═══ Given data

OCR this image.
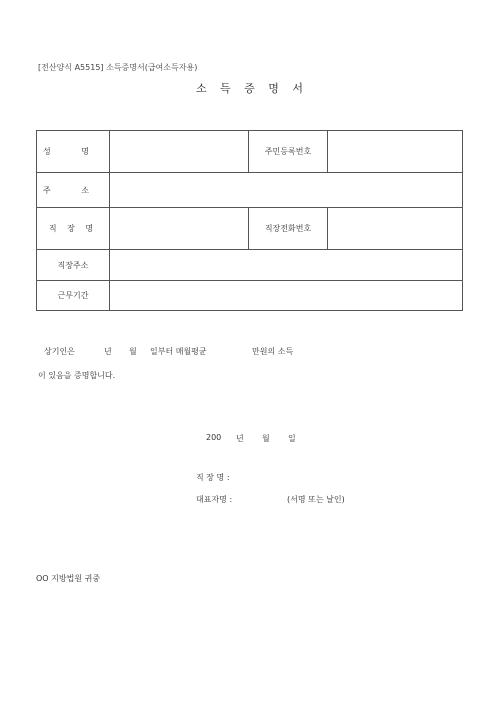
[전산양식 A5515] 소득증명서(급여소득자용)
소 득 증 명 서
성 명		주민등록번호	
주 소			
직 장 명		직장전화번호	
직장주소			
근무기간			
상기인은	년 월 일부터 매월평균	만원의 소득
이 있음을 증명합니다.
200 년 월 일
직 장 명 :
대표자명 :	(서명 또는 날인)
OO 지방법원 귀중
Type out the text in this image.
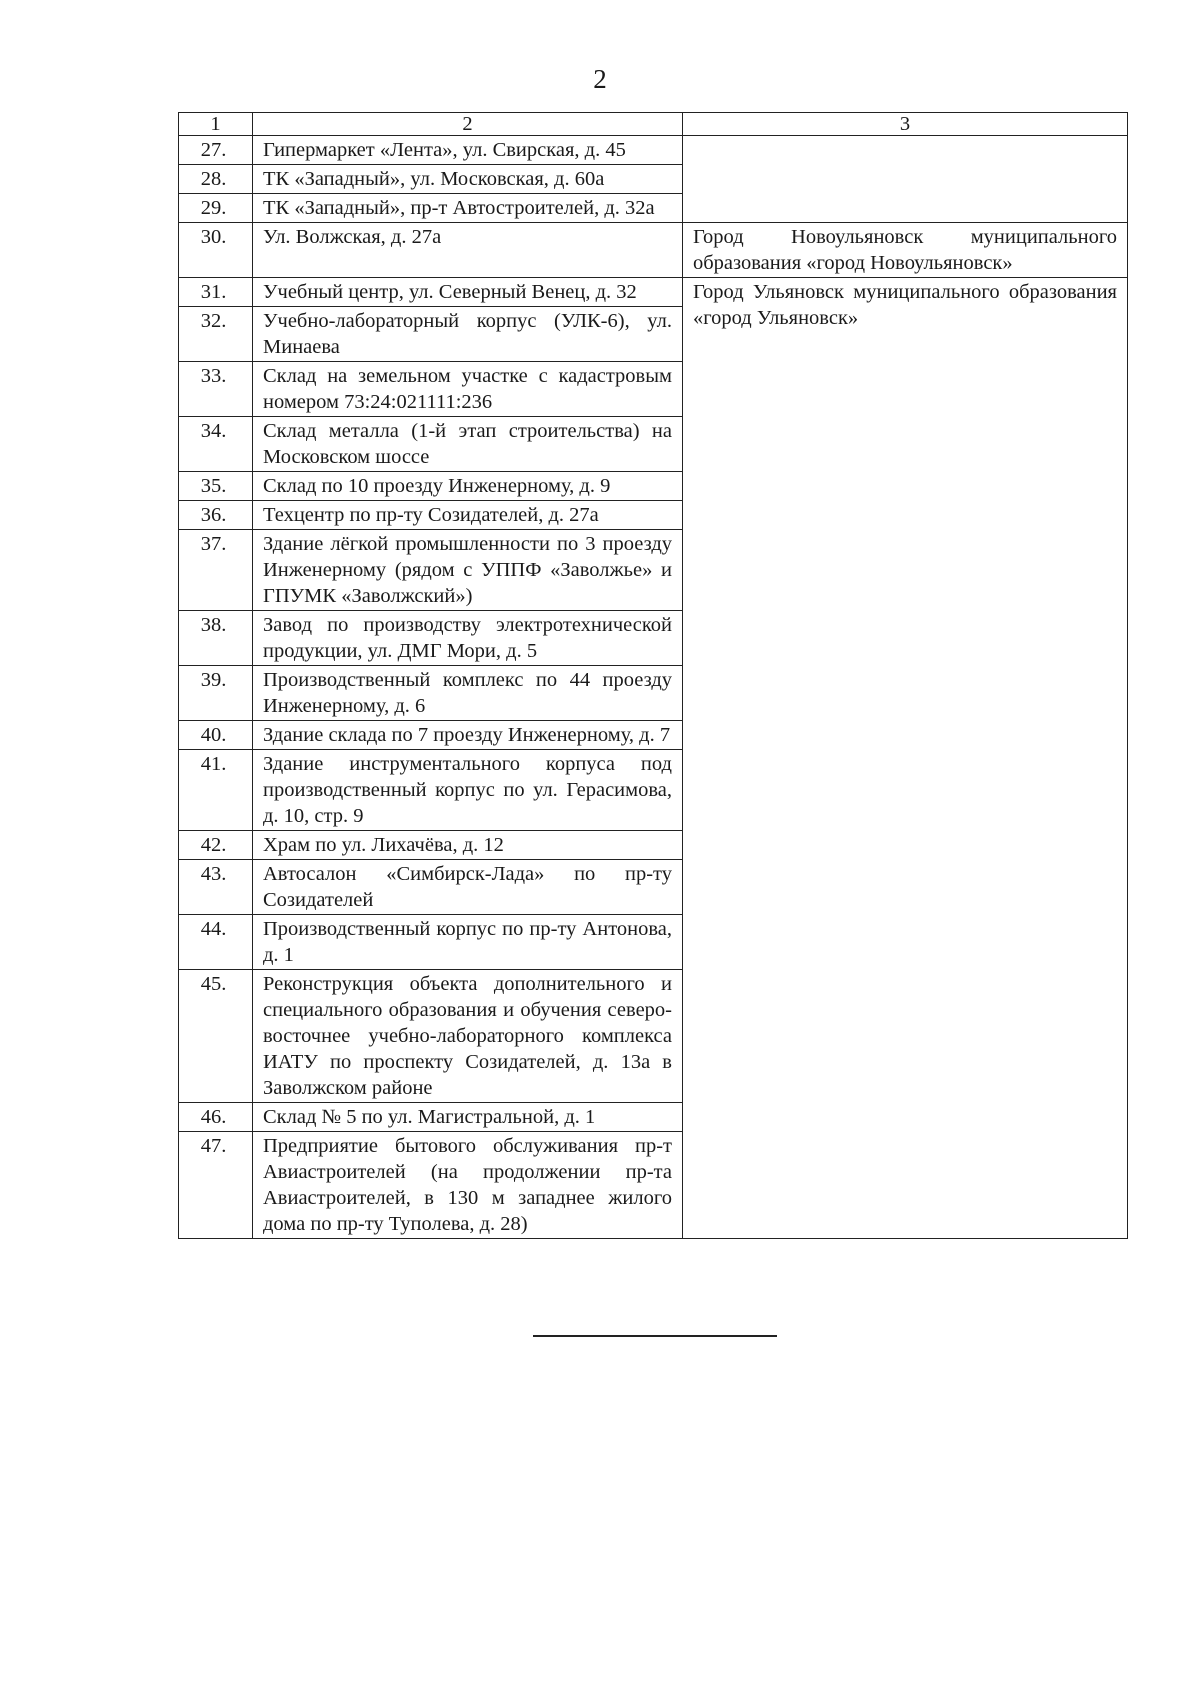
2
1	2	3
27.	Гипермаркет «Лента», ул. Свирская, д. 45	
28.	ТК «Западный», ул. Московская, д. 60а	
29.	ТК «Западный», пр-т Автостроителей, д. 32а	
30.	Ул. Волжская, д. 27а	Город Новоульяновск муниципального образования «город Новоульяновск»
31.	Учебный центр, ул. Северный Венец, д. 32	Город Ульяновск муниципального образования «город Ульяновск»
32.	Учебно-лабораторный корпус (УЛК-6), ул. Минаева	
33.	Склад на земельном участке с кадастровым номером 73:24:021111:236	
34.	Склад металла (1-й этап строительства) на Московском шоссе	
35.	Склад по 10 проезду Инженерному, д. 9	
36.	Техцентр по пр-ту Созидателей, д. 27а	
37.	Здание лёгкой промышленности по 3 проезду Инженерному (рядом с УППФ «Заволжье» и ГПУМК «Заволжский»)	
38.	Завод по производству электротехнической продукции, ул. ДМГ Мори, д. 5	
39.	Производственный комплекс по 44 проезду Инженерному, д. 6	
40.	Здание склада по 7 проезду Инженерному, д. 7	
41.	Здание инструментального корпуса под производственный корпус по ул. Герасимова, д. 10, стр. 9	
42.	Храм по ул. Лихачёва, д. 12	
43.	Автосалон «Симбирск-Лада» по пр-ту Созидателей	
44.	Производственный корпус по пр-ту Антонова, д. 1	
45.	Реконструкция объекта дополнительного и специального образования и обучения северо-восточнее учебно-лабораторного комплекса ИАТУ по проспекту Созидателей, д. 13а в Заволжском районе	
46.	Склад № 5 по ул. Магистральной, д. 1	
47.	Предприятие бытового обслуживания пр-т Авиастроителей (на продолжении пр-та Авиастроителей, в 130 м западнее жилого дома по пр-ту Туполева, д. 28)	
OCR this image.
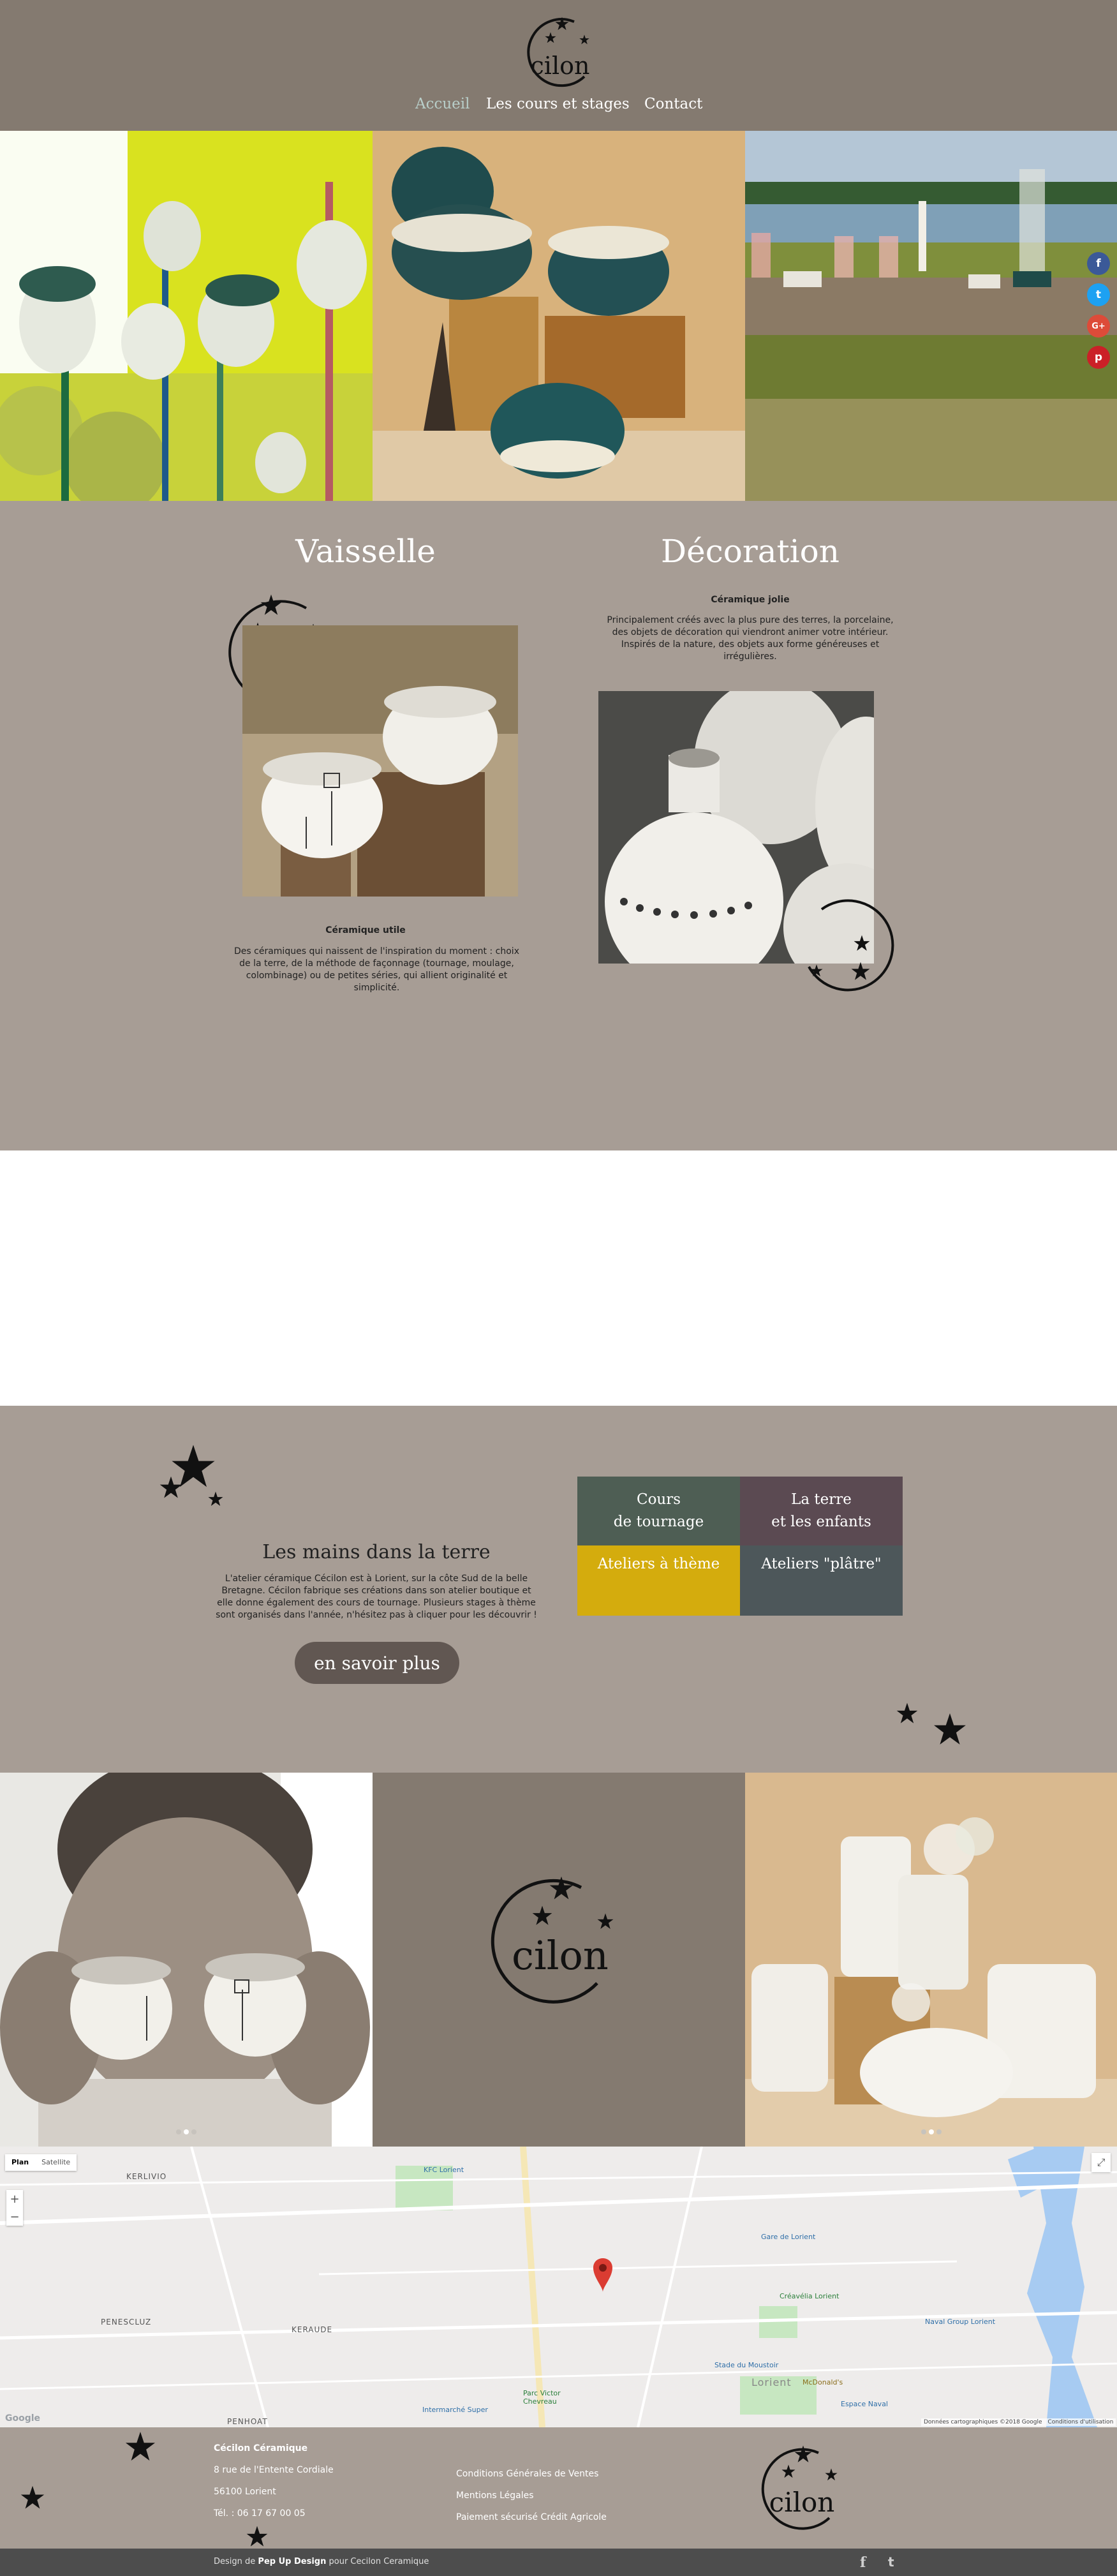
cilon
Accueil Les cours et stages Contact
f
t
G+
p
Vaisselle	Décoration
Céramique utile
Des céramiques qui naissent de l'inspiration du moment : choix de la terre, de la méthode de façonnage (tournage, moulage, colombinage) ou de petites séries, qui allient originalité et simplicité.
Céramique jolie
Principalement créés avec la plus pure des terres, la porcelaine, des objets de décoration qui viendront animer votre intérieur. Inspirés de la nature, des objets aux forme généreuses et irrégulières.
Les mains dans la terre
L'atelier céramique Cécilon est à Lorient, sur la côte Sud de la belle Bretagne. Cécilon fabrique ses créations dans son atelier boutique et elle donne également des cours de tournage. Plusieurs stages à thème sont organisés dans l'année, n'hésitez pas à cliquer pour les découvrir !
en savoir plus
Cours
de tournage
La terre
et les enfants
Ateliers à thème	Ateliers "plâtre"
cilon
Plan	Satellite	⤢
+
−
KERLIVIO
PENESCLUZ
KERAUDE
PENHOAT
Lorient
KFC Lorient
Gare de Lorient
Naval Group Lorient
Créavélia Lorient
Stade du Moustoir
McDonald's
Espace Naval
Intermarché Super
Parc Victor Chevreau
Google	Données cartographiques ©2018 Google Conditions d'utilisation
Cécilon Céramique
8 rue de l'Entente Cordiale
56100 Lorient
Tél. : 06 17 67 00 05
Conditions Générales de Ventes
Mentions Légales
Paiement sécurisé Crédit Agricole	cilon
Design de Pep Up Design pour Cecilon Ceramique	f t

══════

> [Goal of the exercise]
The records above need to be restated word for word, with the pictures left out.

> [Exercise solution]
OCR this image.
[전산양식 A5515] 소득증명서(급여소득자용)
소 득 증 명 서
성 명		주민등록번호	
주 소			
직 장 명		직장전화번호	
직장주소			
근무기간			
상기인은	년 월 일부터 매월평균	만원의 소득
이 있음을 증명합니다.
200 년 월 일
직 장 명 :
대표자명 :	(서명 또는 날인)
OO 지방법원 귀중
Type out the text in this image.
2
1	2	3
27.	Гипермаркет «Лента», ул. Свирская, д. 45	
28.	ТК «Западный», ул. Московская, д. 60а	
29.	ТК «Западный», пр-т Автостроителей, д. 32а	
30.	Ул. Волжская, д. 27а	Город Новоульяновск муниципального образования «город Новоульяновск»
31.	Учебный центр, ул. Северный Венец, д. 32	Город Ульяновск муниципального образования «город Ульяновск»
32.	Учебно-лабораторный корпус (УЛК-6), ул. Минаева	
33.	Склад на земельном участке с кадастровым номером 73:24:021111:236	
34.	Склад металла (1-й этап строительства) на Московском шоссе	
35.	Склад по 10 проезду Инженерному, д. 9	
36.	Техцентр по пр-ту Созидателей, д. 27а	
37.	Здание лёгкой промышленности по 3 проезду Инженерному (рядом с УППФ «Заволжье» и ГПУМК «Заволжский»)	
38.	Завод по производству электротехнической продукции, ул. ДМГ Мори, д. 5	
39.	Производственный комплекс по 44 проезду Инженерному, д. 6	
40.	Здание склада по 7 проезду Инженерному, д. 7	
41.	Здание инструментального корпуса под производственный корпус по ул. Герасимова, д. 10, стр. 9	
42.	Храм по ул. Лихачёва, д. 12	
43.	Автосалон «Симбирск-Лада» по пр-ту Созидателей	
44.	Производственный корпус по пр-ту Антонова, д. 1	
45.	Реконструкция объекта дополнительного и специального образования и обучения северо-восточнее учебно-лабораторного комплекса ИАТУ по проспекту Созидателей, д. 13а в Заволжском районе	
46.	Склад № 5 по ул. Магистральной, д. 1	
47.	Предприятие бытового обслуживания пр-т Авиастроителей (на продолжении пр-та Авиастроителей, в 130 м западнее жилого дома по пр-ту Туполева, д. 28)	
OCR this image.
cilon
Accueil Les cours et stages Contact
f
t
G+
p
Vaisselle	Décoration
Céramique utile
Des céramiques qui naissent de l'inspiration du moment : choix de la terre, de la méthode de façonnage (tournage, moulage, colombinage) ou de petites séries, qui allient originalité et simplicité.
Céramique jolie
Principalement créés avec la plus pure des terres, la porcelaine, des objets de décoration qui viendront animer votre intérieur. Inspirés de la nature, des objets aux forme généreuses et irrégulières.
Les mains dans la terre
L'atelier céramique Cécilon est à Lorient, sur la côte Sud de la belle Bretagne. Cécilon fabrique ses créations dans son atelier boutique et elle donne également des cours de tournage. Plusieurs stages à thème sont organisés dans l'année, n'hésitez pas à cliquer pour les découvrir !
en savoir plus
Cours
de tournage
La terre
et les enfants
Ateliers à thème	Ateliers "plâtre"
cilon
Plan	Satellite	⤢
+
−
KERLIVIO
PENESCLUZ
KERAUDE
PENHOAT
Lorient
KFC Lorient
Gare de Lorient
Naval Group Lorient
Créavélia Lorient
Stade du Moustoir
McDonald's
Espace Naval
Intermarché Super
Parc Victor Chevreau
Google	Données cartographiques ©2018 Google Conditions d'utilisation
Cécilon Céramique
8 rue de l'Entente Cordiale
56100 Lorient
Tél. : 06 17 67 00 05
Conditions Générales de Ventes
Mentions Légales
Paiement sécurisé Crédit Agricole	cilon
Design de Pep Up Design pour Cecilon Ceramique	f t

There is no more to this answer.